--- Start ---

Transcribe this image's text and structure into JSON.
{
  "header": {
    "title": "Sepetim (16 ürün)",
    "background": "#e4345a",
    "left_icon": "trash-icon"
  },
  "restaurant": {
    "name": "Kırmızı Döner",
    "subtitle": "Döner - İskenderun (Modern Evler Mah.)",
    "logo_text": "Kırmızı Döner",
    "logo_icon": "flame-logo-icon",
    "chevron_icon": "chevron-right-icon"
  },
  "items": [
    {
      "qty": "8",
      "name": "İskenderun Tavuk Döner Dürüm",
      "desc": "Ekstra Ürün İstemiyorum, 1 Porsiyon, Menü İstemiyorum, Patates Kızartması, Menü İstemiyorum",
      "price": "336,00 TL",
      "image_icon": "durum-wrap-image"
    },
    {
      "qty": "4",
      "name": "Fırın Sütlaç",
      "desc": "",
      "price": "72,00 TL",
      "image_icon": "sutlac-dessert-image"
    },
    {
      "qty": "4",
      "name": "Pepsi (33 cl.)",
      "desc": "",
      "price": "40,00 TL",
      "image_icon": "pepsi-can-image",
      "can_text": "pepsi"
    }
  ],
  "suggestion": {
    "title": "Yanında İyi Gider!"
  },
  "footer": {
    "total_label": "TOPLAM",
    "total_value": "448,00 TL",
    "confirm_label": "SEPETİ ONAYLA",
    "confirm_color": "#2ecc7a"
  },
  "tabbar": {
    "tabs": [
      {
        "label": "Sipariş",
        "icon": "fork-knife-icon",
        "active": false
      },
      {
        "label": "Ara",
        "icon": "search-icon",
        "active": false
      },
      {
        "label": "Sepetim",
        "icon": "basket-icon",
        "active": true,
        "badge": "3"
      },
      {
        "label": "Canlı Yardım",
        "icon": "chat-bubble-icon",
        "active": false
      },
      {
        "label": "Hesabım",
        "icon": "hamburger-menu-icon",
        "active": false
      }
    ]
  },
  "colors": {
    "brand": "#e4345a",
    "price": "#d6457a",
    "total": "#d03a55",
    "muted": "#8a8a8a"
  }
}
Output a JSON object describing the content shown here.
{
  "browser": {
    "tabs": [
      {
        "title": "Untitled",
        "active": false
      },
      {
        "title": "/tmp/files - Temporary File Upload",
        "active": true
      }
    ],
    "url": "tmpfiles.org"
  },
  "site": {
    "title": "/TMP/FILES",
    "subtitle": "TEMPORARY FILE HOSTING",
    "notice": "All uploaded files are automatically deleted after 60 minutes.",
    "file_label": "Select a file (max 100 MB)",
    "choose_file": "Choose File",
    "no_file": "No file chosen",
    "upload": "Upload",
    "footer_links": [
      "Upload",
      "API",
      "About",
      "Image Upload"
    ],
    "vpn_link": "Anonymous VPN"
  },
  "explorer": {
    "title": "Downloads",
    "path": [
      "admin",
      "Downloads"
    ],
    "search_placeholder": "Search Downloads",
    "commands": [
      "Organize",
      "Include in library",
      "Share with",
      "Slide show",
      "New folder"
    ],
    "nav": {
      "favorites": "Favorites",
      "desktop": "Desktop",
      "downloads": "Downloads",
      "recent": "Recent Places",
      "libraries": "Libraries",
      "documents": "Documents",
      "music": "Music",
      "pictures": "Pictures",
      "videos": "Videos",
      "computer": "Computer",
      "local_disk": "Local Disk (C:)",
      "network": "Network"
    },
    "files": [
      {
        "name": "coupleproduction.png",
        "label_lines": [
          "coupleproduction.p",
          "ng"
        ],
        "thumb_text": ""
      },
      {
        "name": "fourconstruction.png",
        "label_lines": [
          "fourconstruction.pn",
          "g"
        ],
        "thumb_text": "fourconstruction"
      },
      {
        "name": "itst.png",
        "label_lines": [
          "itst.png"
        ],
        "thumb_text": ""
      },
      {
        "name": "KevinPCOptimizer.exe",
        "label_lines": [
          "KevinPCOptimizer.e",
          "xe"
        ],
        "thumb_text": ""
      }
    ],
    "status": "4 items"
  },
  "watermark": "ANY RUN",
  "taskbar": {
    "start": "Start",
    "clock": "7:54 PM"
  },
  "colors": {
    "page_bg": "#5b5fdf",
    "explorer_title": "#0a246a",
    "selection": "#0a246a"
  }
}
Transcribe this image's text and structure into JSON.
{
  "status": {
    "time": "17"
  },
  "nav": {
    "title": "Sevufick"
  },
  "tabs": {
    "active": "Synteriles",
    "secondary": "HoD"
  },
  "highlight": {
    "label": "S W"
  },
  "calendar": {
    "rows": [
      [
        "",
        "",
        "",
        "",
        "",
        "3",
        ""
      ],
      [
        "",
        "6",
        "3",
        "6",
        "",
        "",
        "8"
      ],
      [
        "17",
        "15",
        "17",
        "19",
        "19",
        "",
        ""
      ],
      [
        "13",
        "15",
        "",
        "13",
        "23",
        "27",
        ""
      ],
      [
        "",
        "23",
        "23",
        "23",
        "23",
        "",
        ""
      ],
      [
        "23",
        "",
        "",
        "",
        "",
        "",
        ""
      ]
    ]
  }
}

--- End ---

Written task
Find all lines holding the string "Sepetim" and copy them.

Result of the task
    "title": "Sepetim (16 ürün)",
        "label": "Sepetim",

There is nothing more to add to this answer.